**SET PROBLEM**. Tally the lines containing the word "plurálu" and give the total alone.

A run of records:
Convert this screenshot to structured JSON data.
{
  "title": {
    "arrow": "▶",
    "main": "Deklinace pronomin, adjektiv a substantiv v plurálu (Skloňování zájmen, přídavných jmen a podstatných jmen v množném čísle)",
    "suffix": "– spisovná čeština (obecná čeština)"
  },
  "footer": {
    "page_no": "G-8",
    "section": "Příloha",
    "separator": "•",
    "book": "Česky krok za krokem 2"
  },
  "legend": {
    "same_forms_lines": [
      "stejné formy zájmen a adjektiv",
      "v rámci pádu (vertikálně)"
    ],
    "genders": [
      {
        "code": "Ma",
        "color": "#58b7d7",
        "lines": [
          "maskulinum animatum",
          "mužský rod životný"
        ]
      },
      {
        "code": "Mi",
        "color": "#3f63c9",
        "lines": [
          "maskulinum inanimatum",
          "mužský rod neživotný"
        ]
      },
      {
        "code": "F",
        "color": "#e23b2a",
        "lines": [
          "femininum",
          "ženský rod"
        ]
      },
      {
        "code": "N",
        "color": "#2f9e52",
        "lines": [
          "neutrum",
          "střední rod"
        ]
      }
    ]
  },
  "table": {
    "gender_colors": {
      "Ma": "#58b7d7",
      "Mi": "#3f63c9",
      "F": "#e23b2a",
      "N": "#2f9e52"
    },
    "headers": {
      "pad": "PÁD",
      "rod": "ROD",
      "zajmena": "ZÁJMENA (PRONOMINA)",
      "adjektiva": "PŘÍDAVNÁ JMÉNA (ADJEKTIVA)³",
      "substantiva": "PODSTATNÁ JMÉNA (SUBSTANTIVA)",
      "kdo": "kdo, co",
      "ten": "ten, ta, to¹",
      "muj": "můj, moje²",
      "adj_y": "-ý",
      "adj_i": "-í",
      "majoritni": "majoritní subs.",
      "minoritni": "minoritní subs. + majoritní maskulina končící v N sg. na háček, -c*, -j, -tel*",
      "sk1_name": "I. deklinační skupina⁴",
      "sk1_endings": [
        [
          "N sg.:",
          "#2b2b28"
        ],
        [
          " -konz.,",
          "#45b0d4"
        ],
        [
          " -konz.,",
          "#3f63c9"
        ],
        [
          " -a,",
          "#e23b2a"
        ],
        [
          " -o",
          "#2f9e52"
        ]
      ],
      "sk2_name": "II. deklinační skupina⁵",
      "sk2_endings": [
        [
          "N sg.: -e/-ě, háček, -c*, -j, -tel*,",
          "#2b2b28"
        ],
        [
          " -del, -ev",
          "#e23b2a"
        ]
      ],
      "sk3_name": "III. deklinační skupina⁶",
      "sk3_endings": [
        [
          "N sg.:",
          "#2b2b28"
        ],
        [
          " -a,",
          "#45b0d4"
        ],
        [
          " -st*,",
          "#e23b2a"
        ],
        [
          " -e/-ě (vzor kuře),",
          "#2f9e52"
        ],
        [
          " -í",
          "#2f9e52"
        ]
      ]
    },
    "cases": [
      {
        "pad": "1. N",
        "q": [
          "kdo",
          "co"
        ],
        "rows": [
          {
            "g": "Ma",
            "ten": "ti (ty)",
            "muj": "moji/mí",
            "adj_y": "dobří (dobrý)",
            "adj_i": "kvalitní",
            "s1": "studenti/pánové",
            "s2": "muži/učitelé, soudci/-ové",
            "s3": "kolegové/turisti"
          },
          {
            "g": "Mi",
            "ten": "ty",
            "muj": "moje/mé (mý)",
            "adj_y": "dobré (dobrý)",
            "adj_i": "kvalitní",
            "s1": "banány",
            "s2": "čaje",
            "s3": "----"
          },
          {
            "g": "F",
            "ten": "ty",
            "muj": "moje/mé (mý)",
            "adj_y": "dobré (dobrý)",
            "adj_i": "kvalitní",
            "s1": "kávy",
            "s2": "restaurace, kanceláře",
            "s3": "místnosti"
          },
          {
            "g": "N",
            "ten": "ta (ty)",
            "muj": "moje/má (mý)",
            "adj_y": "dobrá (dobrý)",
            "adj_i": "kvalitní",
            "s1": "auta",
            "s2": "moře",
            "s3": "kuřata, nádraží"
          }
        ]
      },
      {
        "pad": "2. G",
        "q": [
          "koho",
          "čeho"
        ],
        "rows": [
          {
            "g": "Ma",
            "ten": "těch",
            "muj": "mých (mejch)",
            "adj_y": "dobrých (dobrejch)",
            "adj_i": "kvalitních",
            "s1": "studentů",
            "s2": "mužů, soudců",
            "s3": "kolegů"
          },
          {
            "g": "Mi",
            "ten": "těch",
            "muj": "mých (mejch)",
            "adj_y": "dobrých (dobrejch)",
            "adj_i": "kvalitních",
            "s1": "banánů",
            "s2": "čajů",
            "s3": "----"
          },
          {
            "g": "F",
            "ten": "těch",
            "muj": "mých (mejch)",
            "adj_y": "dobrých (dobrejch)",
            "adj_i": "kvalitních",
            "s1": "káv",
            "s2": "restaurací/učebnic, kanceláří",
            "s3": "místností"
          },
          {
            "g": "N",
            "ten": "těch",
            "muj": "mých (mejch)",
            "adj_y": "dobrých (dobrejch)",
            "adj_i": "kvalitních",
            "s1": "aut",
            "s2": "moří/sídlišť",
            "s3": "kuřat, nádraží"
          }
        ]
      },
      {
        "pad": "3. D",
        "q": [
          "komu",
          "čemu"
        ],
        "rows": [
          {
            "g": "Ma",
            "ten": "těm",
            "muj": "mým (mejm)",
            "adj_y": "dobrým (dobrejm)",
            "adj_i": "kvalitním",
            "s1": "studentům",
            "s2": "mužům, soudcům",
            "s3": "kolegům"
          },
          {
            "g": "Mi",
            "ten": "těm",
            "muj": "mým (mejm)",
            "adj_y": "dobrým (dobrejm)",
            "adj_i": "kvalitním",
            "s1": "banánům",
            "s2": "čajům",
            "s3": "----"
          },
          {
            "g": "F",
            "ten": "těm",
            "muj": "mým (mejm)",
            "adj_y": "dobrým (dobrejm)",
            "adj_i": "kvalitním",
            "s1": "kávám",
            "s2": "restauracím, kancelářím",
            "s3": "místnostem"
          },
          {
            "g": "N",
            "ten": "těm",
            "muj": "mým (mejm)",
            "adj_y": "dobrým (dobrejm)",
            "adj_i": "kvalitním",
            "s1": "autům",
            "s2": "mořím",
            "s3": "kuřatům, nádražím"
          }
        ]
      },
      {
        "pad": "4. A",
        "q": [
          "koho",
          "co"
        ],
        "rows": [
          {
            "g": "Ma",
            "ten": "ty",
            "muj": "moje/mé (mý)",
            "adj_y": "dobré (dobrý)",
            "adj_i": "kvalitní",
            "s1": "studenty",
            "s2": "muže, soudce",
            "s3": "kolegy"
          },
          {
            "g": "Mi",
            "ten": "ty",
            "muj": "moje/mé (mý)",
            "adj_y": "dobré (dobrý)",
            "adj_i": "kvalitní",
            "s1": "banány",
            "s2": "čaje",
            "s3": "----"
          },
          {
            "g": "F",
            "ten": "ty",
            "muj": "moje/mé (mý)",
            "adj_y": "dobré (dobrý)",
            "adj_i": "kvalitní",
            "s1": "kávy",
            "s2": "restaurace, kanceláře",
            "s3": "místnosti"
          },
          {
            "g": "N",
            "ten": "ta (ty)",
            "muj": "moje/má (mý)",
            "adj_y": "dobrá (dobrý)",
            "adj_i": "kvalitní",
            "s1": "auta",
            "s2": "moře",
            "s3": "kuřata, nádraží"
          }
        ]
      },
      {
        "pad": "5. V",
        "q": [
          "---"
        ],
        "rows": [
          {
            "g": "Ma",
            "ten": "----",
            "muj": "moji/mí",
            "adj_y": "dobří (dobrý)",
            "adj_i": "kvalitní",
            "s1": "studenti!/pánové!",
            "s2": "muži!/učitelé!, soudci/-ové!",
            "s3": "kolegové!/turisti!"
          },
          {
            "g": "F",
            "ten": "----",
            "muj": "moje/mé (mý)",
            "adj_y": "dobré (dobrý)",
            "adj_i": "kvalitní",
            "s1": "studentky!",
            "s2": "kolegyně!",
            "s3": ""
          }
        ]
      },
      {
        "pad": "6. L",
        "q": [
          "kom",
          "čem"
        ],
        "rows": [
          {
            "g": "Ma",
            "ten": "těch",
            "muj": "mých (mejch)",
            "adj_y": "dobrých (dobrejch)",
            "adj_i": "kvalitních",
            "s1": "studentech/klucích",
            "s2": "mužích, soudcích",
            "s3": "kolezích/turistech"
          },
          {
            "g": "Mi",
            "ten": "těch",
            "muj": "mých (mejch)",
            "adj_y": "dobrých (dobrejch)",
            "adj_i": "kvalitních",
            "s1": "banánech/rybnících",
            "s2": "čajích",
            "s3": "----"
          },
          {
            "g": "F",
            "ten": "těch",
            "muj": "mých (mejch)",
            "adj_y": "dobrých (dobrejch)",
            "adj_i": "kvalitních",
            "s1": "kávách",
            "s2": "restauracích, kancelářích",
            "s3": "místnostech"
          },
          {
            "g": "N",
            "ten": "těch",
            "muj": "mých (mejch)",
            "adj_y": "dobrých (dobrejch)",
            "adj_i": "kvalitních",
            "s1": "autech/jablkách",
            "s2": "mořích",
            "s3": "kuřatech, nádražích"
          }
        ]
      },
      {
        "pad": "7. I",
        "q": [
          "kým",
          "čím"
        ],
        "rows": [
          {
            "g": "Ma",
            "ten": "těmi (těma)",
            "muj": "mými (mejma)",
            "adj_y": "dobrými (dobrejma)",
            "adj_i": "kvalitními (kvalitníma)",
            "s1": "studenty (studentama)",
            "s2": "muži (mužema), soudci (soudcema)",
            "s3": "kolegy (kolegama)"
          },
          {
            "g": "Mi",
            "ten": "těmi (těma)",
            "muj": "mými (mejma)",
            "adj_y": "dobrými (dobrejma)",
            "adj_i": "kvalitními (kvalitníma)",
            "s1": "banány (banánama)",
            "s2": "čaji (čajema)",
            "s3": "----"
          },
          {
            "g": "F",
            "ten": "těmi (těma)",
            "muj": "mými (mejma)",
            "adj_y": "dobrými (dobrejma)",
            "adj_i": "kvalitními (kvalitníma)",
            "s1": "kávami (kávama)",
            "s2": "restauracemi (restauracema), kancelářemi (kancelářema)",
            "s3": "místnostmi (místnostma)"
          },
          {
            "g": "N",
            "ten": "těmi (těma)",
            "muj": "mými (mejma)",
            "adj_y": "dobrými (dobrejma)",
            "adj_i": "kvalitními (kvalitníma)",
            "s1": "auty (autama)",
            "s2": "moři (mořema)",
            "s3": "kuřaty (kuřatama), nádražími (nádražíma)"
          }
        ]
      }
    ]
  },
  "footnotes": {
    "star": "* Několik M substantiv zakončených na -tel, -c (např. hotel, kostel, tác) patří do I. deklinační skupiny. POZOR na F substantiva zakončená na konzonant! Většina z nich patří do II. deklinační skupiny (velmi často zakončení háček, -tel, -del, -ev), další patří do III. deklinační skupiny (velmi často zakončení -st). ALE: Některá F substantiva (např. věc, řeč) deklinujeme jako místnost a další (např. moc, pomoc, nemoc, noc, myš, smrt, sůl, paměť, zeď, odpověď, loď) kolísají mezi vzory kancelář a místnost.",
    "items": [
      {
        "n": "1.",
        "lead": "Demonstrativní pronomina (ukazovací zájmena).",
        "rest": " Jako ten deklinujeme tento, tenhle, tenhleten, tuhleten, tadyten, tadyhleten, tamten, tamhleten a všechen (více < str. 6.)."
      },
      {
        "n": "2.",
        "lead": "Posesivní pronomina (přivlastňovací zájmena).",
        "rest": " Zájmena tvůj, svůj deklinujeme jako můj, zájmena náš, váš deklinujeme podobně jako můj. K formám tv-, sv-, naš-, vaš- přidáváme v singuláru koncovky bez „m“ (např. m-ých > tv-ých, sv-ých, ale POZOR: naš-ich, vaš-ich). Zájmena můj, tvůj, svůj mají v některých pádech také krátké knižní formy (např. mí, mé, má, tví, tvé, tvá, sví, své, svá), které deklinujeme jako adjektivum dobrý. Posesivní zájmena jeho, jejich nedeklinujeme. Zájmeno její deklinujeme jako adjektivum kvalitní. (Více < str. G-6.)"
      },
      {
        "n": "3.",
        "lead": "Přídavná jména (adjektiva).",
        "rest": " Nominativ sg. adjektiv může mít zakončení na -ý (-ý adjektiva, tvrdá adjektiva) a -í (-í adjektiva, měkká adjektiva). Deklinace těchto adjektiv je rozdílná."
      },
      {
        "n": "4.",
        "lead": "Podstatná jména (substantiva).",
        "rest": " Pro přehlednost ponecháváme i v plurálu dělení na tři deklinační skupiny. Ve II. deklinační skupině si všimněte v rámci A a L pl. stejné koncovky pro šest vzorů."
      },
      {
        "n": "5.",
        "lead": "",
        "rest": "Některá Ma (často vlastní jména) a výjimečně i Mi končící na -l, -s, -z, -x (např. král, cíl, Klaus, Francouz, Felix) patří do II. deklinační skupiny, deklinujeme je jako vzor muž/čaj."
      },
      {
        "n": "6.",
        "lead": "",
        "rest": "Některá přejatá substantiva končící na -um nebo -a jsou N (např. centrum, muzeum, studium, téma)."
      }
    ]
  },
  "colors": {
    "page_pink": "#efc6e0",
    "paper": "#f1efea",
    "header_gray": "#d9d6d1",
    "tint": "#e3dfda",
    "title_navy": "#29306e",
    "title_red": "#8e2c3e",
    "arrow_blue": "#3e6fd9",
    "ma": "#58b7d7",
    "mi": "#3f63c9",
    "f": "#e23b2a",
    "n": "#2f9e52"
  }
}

**CORRECT ANSWER**. 2